═════ Material to process

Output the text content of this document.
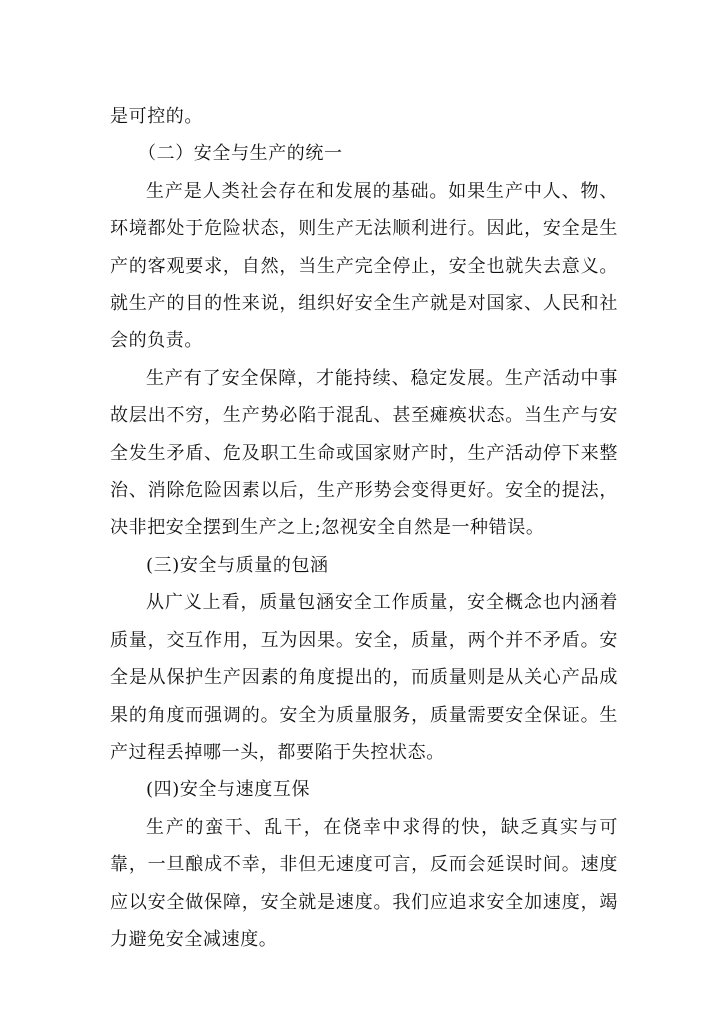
是可控的。

（二）安全与生产的统一

生产是人类社会存在和发展的基础。如果生产中人、物、环境都处于危险状态，则生产无法顺利进行。因此，安全是生产的客观要求，自然，当生产完全停止，安全也就失去意义。就生产的目的性来说，组织好安全生产就是对国家、人民和社会的负责。

生产有了安全保障，才能持续、稳定发展。生产活动中事故层出不穷，生产势必陷于混乱、甚至瘫痪状态。当生产与安全发生矛盾、危及职工生命或国家财产时，生产活动停下来整治、消除危险因素以后，生产形势会变得更好。安全的提法，决非把安全摆到生产之上;忽视安全自然是一种错误。

(三)安全与质量的包涵

从广义上看，质量包涵安全工作质量，安全概念也内涵着质量，交互作用，互为因果。安全，质量，两个并不矛盾。安全是从保护生产因素的角度提出的，而质量则是从关心产品成果的角度而强调的。安全为质量服务，质量需要安全保证。生产过程丢掉哪一头，都要陷于失控状态。

(四)安全与速度互保

生产的蛮干、乱干，在侥幸中求得的快，缺乏真实与可靠，一旦酿成不幸，非但无速度可言，反而会延误时间。速度应以安全做保障，安全就是速度。我们应追求安全加速度，竭力避免安全减速度。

══════════

What you need to do:
Your task is to transcribe all of the records precisely, with no images included.

The output:
Output the text content of this document.
是可控的。

（二）安全与生产的统一

生产是人类社会存在和发展的基础。如果生产中人、物、环境都处于危险状态，则生产无法顺利进行。因此，安全是生产的客观要求，自然，当生产完全停止，安全也就失去意义。就生产的目的性来说，组织好安全生产就是对国家、人民和社会的负责。

生产有了安全保障，才能持续、稳定发展。生产活动中事故层出不穷，生产势必陷于混乱、甚至瘫痪状态。当生产与安全发生矛盾、危及职工生命或国家财产时，生产活动停下来整治、消除危险因素以后，生产形势会变得更好。安全的提法，决非把安全摆到生产之上;忽视安全自然是一种错误。

(三)安全与质量的包涵

从广义上看，质量包涵安全工作质量，安全概念也内涵着质量，交互作用，互为因果。安全，质量，两个并不矛盾。安全是从保护生产因素的角度提出的，而质量则是从关心产品成果的角度而强调的。安全为质量服务，质量需要安全保证。生产过程丢掉哪一头，都要陷于失控状态。

(四)安全与速度互保

生产的蛮干、乱干，在侥幸中求得的快，缺乏真实与可靠，一旦酿成不幸，非但无速度可言，反而会延误时间。速度应以安全做保障，安全就是速度。我们应追求安全加速度，竭力避免安全减速度。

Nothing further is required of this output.